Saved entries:
• • • • •

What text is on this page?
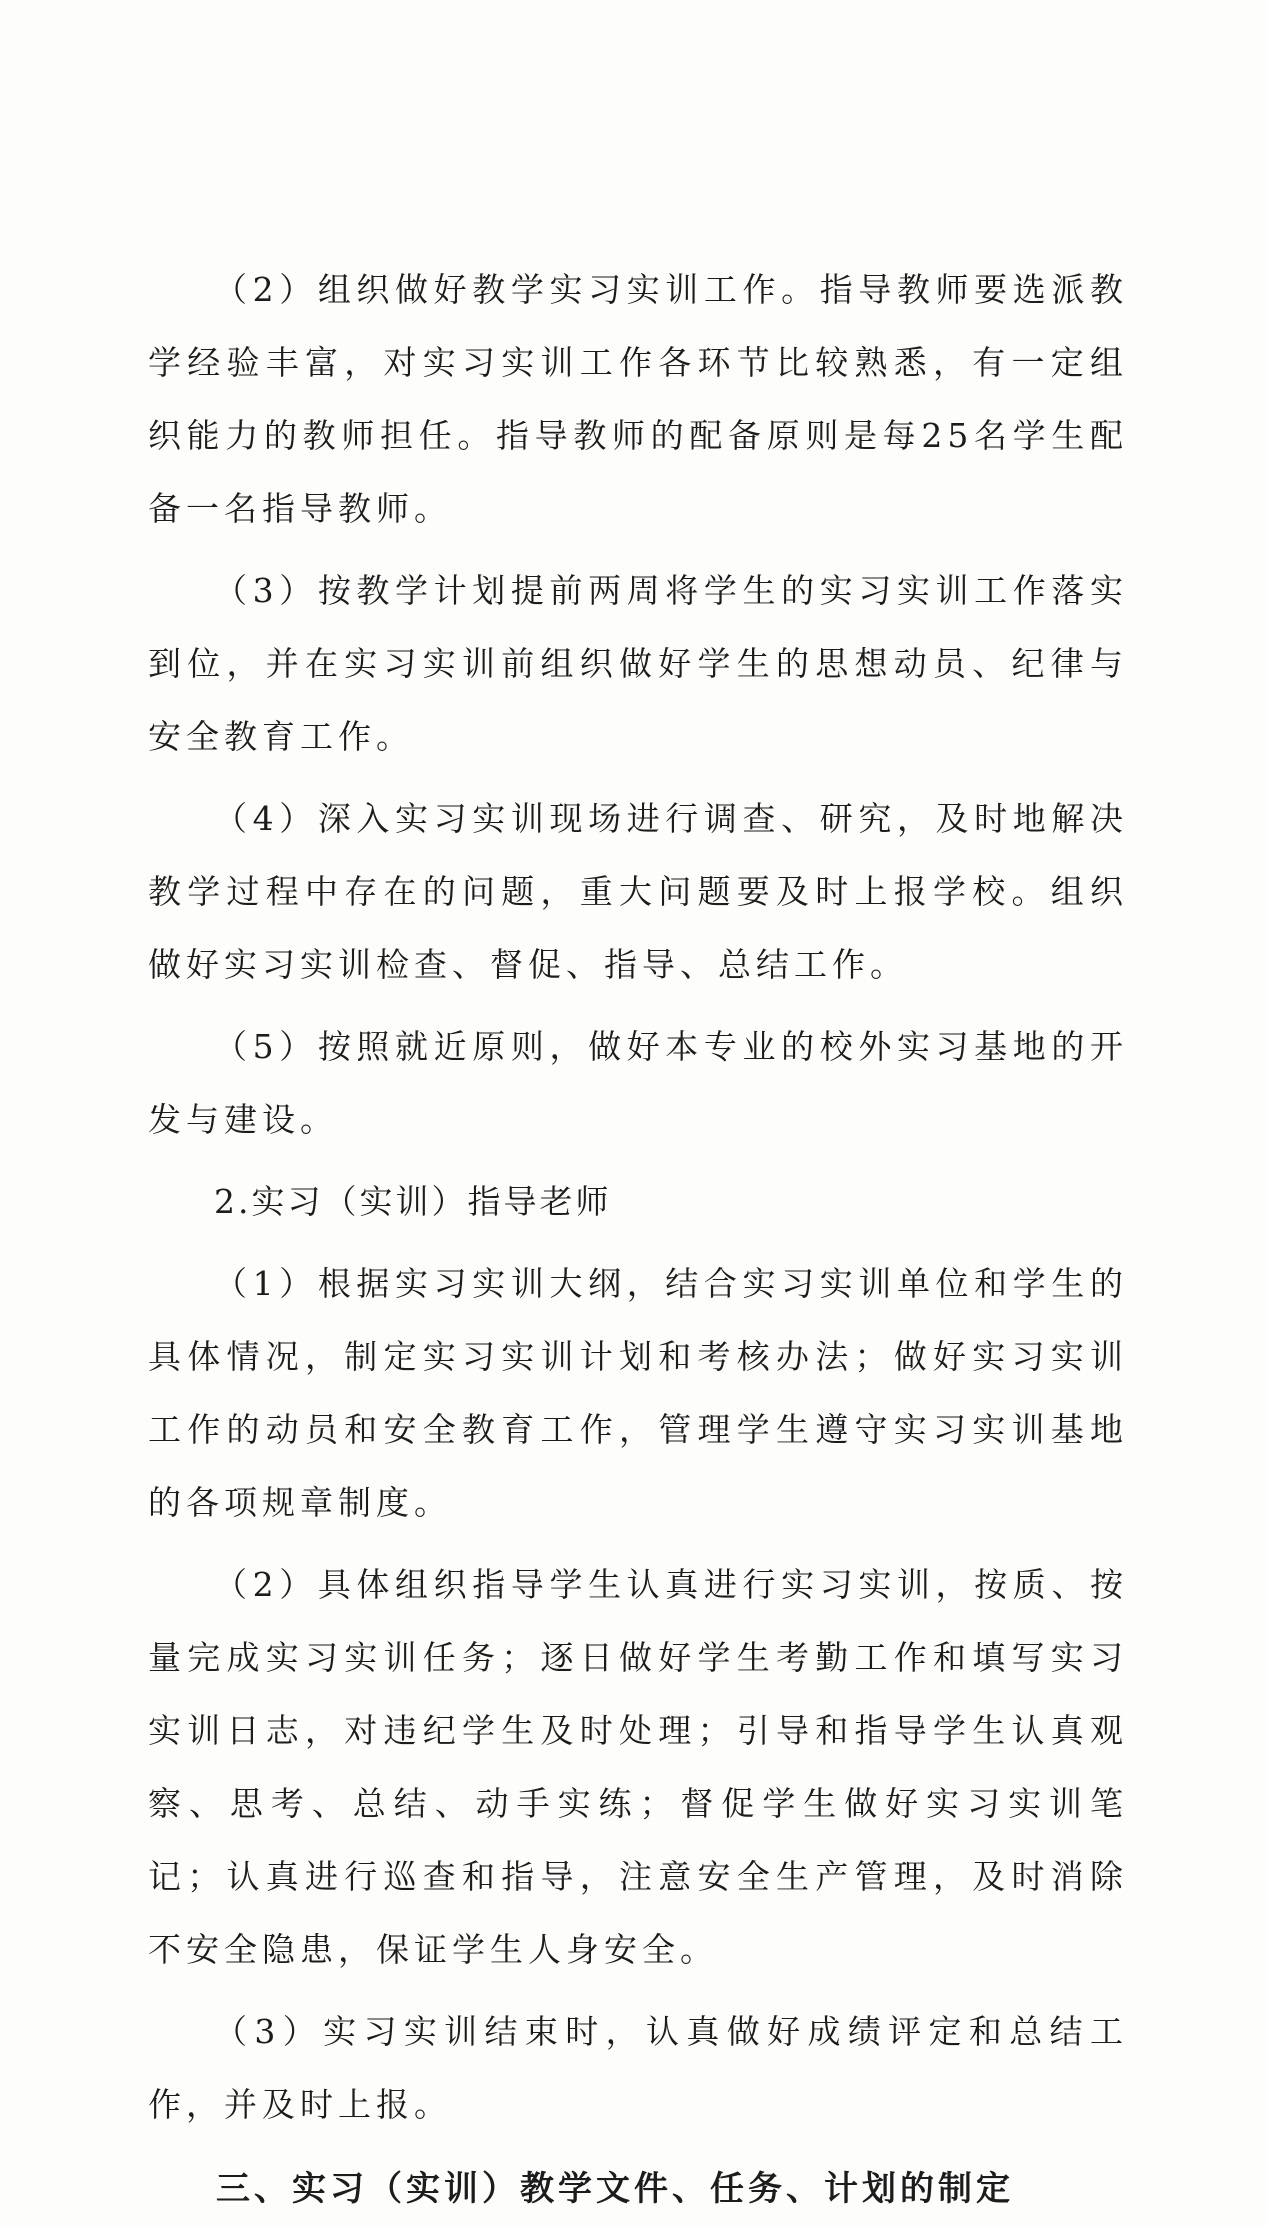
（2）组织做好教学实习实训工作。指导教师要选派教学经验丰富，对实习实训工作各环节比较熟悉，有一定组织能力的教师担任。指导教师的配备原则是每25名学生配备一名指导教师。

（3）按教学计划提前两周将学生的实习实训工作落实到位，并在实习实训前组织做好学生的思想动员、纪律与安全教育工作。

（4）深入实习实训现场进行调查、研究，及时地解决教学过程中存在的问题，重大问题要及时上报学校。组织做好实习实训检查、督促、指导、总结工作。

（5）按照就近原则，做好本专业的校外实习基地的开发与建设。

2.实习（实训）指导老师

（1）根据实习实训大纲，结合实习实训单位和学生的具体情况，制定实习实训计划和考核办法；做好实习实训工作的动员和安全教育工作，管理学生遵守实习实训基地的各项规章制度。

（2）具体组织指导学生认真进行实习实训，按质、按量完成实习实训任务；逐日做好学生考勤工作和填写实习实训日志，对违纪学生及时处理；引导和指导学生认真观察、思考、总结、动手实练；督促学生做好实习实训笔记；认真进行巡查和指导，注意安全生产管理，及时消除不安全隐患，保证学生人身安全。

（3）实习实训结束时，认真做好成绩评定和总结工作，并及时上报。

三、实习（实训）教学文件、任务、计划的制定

• • • • •

Task to carry out: Please transcribe the material above exactly as written. Leave the pictures out.

Answer for this exercise:
What text is on this page?
（2）组织做好教学实习实训工作。指导教师要选派教学经验丰富，对实习实训工作各环节比较熟悉，有一定组织能力的教师担任。指导教师的配备原则是每25名学生配备一名指导教师。

（3）按教学计划提前两周将学生的实习实训工作落实到位，并在实习实训前组织做好学生的思想动员、纪律与安全教育工作。

（4）深入实习实训现场进行调查、研究，及时地解决教学过程中存在的问题，重大问题要及时上报学校。组织做好实习实训检查、督促、指导、总结工作。

（5）按照就近原则，做好本专业的校外实习基地的开发与建设。

2.实习（实训）指导老师

（1）根据实习实训大纲，结合实习实训单位和学生的具体情况，制定实习实训计划和考核办法；做好实习实训工作的动员和安全教育工作，管理学生遵守实习实训基地的各项规章制度。

（2）具体组织指导学生认真进行实习实训，按质、按量完成实习实训任务；逐日做好学生考勤工作和填写实习实训日志，对违纪学生及时处理；引导和指导学生认真观察、思考、总结、动手实练；督促学生做好实习实训笔记；认真进行巡查和指导，注意安全生产管理，及时消除不安全隐患，保证学生人身安全。

（3）实习实训结束时，认真做好成绩评定和总结工作，并及时上报。

三、实习（实训）教学文件、任务、计划的制定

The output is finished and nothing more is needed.